(Extracted records)

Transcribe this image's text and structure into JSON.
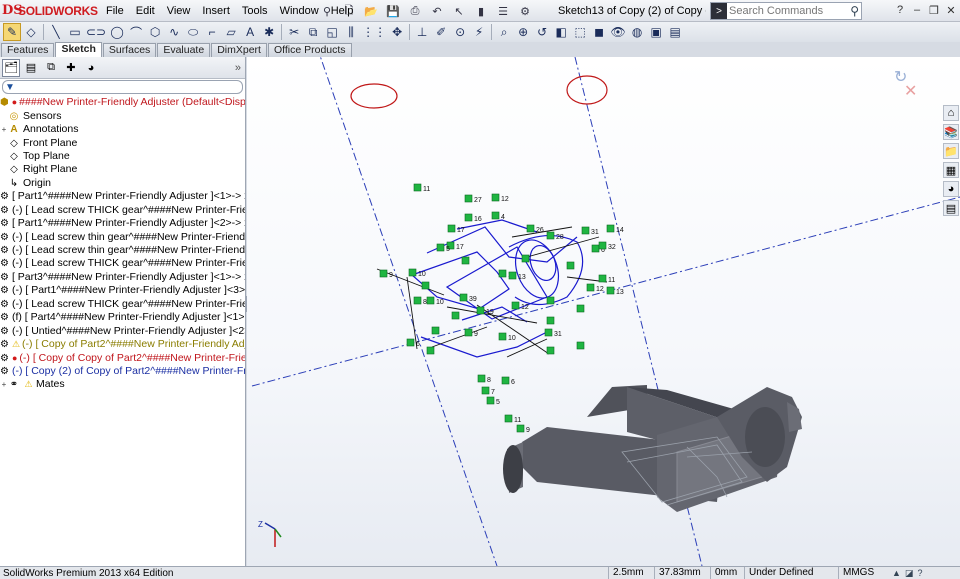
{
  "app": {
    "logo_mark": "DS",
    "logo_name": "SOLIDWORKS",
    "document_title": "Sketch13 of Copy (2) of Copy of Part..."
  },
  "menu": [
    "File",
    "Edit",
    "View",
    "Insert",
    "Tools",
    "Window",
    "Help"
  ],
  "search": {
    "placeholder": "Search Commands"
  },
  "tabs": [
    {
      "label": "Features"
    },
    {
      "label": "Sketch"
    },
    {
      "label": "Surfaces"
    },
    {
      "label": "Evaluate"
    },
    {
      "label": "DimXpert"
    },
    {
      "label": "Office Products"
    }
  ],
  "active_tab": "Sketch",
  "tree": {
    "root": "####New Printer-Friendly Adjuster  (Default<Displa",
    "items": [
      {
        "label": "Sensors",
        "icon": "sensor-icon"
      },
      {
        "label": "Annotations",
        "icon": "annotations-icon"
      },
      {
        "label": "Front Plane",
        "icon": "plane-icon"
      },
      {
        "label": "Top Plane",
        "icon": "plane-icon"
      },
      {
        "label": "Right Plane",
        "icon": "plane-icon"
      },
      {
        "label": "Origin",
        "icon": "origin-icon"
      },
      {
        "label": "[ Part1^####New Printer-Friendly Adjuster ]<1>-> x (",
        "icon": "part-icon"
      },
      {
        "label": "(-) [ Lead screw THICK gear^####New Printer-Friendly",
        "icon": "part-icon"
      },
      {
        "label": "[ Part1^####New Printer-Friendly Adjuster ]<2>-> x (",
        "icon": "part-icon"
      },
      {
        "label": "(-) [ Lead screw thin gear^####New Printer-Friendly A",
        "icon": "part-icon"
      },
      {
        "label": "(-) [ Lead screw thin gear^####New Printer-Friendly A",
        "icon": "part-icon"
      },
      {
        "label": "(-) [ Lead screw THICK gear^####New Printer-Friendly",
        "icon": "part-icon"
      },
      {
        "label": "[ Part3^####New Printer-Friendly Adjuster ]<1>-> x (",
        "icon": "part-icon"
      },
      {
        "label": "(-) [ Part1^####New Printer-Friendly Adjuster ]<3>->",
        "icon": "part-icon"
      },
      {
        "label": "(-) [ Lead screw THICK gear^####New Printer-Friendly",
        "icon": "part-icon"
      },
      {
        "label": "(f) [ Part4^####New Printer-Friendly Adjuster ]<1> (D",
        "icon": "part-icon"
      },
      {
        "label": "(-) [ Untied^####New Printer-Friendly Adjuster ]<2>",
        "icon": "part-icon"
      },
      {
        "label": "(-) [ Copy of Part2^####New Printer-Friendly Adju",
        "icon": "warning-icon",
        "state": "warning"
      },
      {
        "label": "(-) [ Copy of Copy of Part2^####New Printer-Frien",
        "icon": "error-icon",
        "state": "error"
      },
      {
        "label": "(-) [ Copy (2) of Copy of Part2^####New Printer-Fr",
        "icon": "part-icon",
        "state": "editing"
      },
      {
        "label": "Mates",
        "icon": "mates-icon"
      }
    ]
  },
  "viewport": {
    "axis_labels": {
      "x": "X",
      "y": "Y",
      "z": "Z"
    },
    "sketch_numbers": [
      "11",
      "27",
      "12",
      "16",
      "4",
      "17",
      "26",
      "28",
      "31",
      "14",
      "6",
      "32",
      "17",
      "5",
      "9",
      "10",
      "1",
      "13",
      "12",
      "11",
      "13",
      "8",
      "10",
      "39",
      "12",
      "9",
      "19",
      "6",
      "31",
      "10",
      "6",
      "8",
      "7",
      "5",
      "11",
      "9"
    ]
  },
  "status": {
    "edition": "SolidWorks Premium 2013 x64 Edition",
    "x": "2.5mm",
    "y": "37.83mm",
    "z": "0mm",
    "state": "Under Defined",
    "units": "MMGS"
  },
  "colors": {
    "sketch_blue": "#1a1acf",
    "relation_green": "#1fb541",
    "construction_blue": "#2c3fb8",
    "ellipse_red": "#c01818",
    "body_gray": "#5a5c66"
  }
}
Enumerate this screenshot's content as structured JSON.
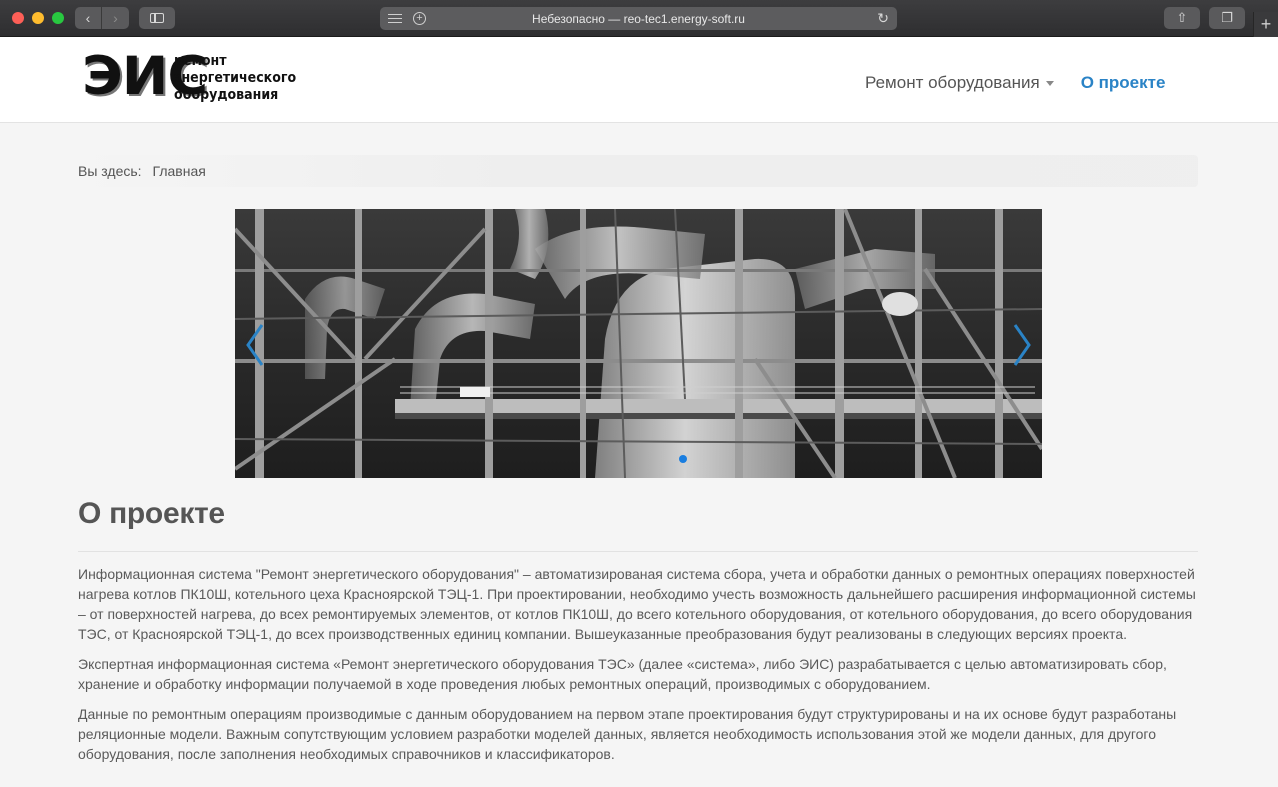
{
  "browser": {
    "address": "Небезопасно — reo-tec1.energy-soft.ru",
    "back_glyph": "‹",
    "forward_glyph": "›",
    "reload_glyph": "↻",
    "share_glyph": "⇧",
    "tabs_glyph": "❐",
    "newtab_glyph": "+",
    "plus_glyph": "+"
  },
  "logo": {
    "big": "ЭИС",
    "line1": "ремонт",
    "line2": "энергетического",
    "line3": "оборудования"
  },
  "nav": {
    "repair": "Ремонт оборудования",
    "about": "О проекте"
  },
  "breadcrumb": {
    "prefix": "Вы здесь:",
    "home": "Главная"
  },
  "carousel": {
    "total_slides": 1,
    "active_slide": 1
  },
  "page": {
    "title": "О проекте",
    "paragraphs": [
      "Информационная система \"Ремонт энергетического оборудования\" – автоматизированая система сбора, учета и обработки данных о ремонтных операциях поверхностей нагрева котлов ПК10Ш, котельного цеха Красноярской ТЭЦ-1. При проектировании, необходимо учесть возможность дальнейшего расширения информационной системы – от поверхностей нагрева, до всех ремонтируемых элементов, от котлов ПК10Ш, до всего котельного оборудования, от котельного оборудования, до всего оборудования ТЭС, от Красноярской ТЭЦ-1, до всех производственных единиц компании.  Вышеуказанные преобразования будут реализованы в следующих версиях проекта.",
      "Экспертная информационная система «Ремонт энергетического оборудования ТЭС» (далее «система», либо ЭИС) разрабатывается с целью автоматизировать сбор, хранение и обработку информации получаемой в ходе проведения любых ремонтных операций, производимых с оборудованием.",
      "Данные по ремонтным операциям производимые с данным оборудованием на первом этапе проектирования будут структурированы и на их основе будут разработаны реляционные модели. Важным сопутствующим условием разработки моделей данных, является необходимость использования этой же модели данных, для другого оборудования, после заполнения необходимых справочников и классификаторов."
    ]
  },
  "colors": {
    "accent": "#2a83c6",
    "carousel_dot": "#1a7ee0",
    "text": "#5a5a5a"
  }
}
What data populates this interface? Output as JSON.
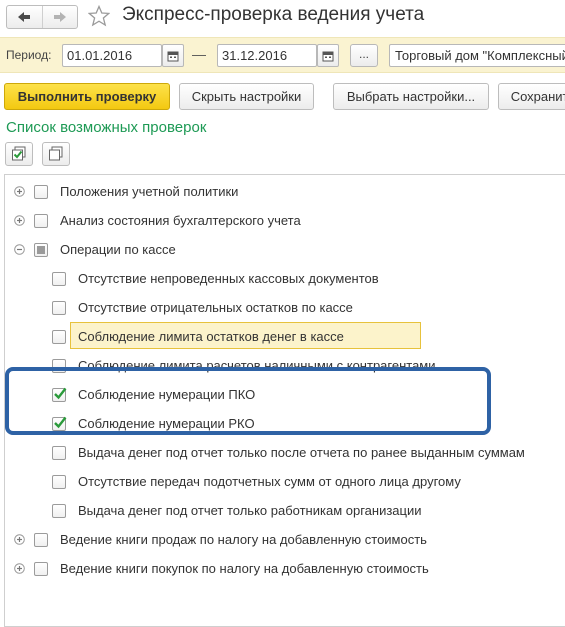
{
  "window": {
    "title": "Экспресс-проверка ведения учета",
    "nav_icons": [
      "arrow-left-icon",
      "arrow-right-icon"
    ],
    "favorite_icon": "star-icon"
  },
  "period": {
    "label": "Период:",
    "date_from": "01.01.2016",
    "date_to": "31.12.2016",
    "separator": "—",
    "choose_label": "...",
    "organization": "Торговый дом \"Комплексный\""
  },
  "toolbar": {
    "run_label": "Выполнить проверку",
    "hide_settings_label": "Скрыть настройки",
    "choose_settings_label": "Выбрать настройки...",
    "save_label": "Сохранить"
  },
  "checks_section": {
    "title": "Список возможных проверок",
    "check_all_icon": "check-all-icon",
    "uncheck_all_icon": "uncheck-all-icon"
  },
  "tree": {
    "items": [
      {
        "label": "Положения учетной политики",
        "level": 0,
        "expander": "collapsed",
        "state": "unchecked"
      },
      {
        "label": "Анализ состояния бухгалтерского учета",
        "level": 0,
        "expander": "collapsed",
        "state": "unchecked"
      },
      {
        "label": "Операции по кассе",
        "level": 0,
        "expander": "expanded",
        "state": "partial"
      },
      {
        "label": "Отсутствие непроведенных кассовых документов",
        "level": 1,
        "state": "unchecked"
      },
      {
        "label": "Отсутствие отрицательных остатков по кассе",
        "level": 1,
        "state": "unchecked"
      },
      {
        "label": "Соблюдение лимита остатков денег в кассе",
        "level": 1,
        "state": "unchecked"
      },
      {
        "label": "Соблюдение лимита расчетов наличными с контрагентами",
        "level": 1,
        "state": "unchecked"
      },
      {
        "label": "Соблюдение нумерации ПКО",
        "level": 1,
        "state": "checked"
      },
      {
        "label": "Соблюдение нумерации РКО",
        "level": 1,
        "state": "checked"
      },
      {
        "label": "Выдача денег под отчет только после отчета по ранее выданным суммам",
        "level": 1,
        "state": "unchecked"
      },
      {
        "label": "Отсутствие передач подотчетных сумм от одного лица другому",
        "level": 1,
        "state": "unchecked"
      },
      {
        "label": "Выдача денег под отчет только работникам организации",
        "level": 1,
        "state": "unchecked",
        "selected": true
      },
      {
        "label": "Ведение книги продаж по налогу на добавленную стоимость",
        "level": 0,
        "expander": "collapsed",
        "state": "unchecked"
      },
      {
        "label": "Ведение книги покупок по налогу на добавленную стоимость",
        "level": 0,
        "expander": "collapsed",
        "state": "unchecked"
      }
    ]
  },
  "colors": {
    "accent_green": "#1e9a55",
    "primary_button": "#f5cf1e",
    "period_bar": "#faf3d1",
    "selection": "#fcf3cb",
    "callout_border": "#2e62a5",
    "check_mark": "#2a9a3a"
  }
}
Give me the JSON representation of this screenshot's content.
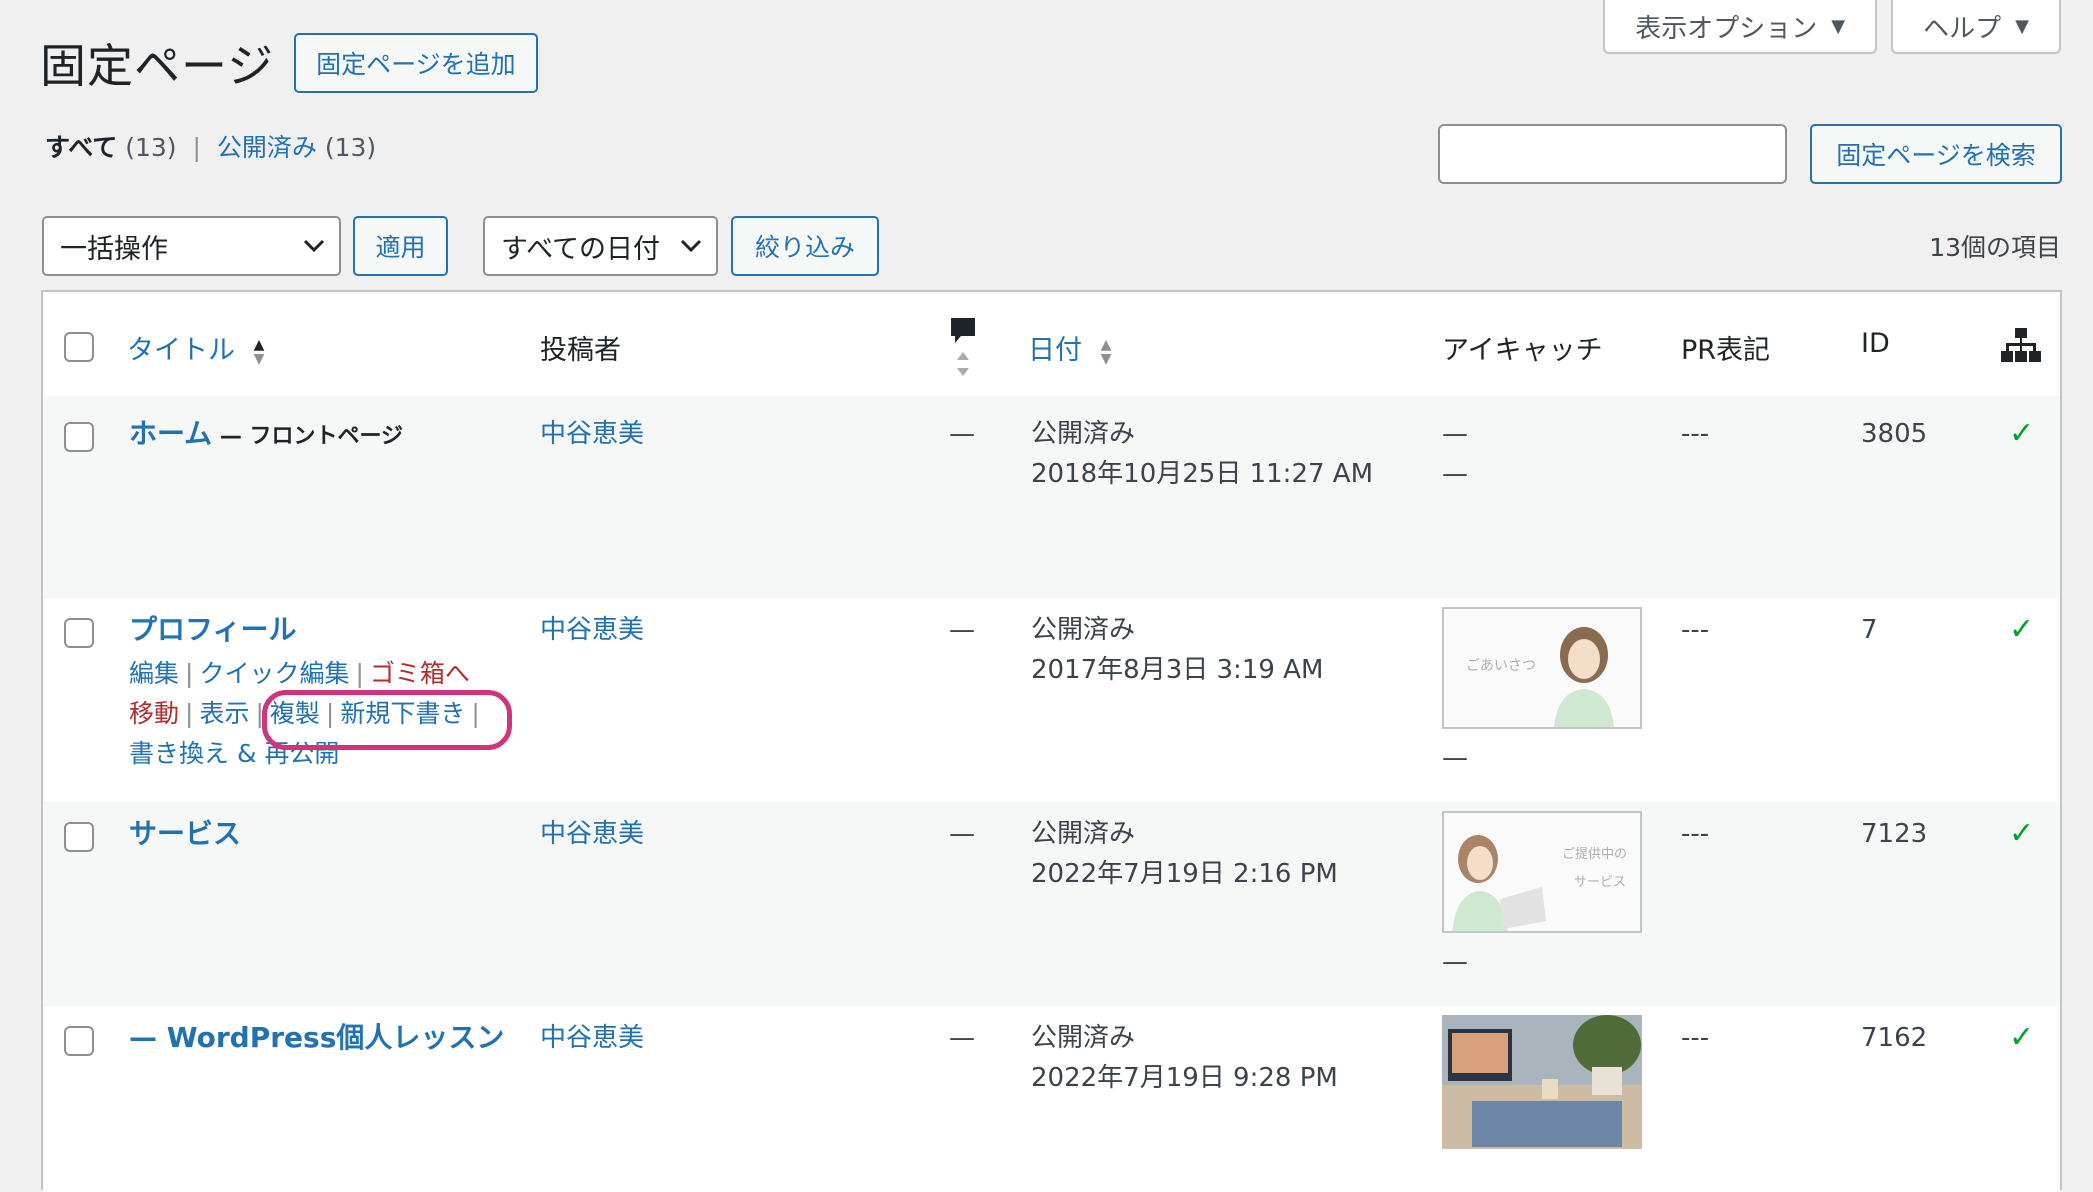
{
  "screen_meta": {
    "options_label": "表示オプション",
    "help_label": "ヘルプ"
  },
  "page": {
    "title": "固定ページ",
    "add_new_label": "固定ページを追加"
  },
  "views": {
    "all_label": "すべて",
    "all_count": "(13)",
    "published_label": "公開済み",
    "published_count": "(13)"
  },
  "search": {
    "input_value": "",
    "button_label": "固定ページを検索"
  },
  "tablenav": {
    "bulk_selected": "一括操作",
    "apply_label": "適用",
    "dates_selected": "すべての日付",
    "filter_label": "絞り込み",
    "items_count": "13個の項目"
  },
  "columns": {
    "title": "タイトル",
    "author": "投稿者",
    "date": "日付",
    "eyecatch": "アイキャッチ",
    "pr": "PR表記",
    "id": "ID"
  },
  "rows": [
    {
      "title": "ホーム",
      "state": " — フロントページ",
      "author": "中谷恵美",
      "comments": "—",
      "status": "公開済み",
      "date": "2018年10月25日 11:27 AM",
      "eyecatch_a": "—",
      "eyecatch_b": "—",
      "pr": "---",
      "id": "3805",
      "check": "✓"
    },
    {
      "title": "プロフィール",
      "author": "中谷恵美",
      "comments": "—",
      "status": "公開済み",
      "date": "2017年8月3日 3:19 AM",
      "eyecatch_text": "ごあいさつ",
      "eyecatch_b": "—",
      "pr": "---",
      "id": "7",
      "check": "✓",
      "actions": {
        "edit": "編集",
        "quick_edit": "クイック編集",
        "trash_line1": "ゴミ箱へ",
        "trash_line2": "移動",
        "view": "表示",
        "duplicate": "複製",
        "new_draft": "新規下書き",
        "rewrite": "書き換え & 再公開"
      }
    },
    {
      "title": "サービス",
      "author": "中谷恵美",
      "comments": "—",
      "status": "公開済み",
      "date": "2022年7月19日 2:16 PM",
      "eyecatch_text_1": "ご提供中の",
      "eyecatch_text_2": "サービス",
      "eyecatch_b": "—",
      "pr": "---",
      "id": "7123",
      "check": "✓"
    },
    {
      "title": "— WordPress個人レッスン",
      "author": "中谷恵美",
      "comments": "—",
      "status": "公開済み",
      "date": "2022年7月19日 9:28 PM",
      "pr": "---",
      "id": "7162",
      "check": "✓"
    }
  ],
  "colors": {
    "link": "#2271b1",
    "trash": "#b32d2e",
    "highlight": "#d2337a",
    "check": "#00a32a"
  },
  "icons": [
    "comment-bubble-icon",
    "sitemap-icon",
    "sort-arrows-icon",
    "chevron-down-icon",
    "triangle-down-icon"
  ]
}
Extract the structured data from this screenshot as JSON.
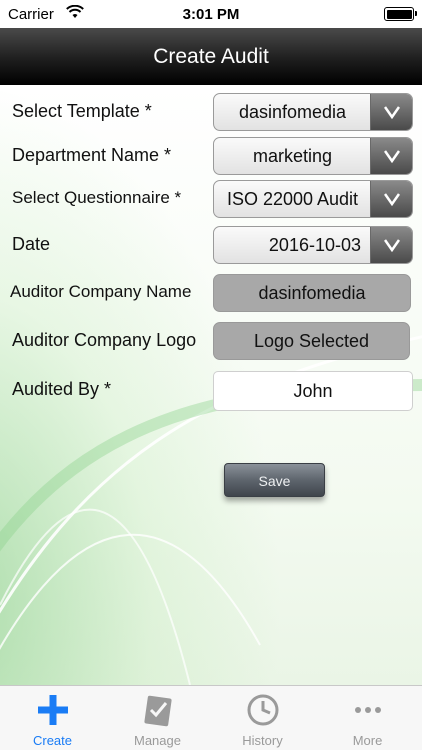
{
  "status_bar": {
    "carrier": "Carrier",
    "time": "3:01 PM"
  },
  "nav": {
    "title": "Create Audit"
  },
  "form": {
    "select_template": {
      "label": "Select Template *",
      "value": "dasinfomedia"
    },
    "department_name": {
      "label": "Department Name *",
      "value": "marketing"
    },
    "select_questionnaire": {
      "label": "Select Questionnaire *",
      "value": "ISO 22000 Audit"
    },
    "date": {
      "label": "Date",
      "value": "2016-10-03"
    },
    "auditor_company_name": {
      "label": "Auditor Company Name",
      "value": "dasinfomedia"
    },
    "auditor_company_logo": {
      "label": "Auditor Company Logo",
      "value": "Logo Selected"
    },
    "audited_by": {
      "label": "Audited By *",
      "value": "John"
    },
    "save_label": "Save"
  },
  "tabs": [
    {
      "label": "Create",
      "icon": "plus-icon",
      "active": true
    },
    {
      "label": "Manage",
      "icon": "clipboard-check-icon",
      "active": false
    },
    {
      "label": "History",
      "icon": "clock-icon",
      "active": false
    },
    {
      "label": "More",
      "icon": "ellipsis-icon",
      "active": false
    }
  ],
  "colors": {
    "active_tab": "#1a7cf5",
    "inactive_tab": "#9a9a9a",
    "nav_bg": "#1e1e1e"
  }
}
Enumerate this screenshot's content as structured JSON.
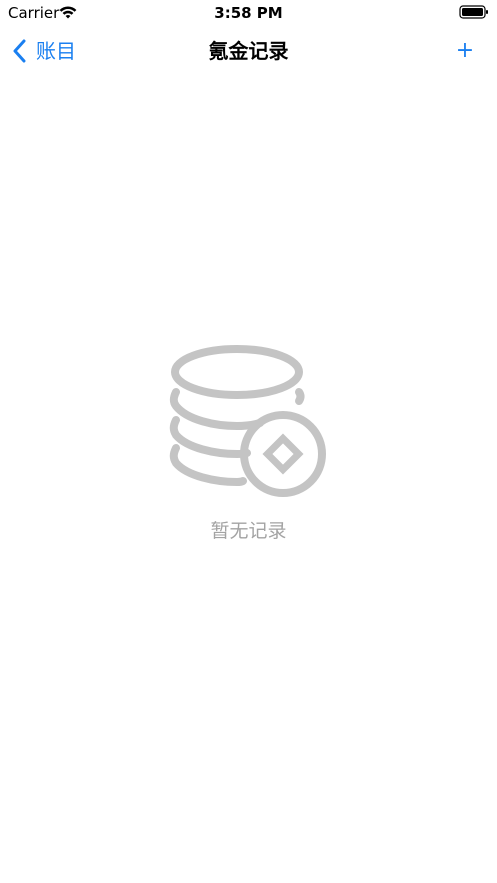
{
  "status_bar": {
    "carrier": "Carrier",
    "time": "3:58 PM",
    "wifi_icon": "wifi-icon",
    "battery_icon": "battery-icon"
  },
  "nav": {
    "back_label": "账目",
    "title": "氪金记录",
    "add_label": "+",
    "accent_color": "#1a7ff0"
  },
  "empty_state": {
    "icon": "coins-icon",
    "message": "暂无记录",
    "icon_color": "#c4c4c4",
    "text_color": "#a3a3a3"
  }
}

» Aim: Copy all lines from the material that include "Соблюдение".

» Written answer:
        "label": "Соблюдение лимита остатков денег в кассе",
        "label": "Соблюдение лимита расчетов наличными с контрагентами",
        "label": "Соблюдение нумерации ПКО",
        "label": "Соблюдение нумерации РКО",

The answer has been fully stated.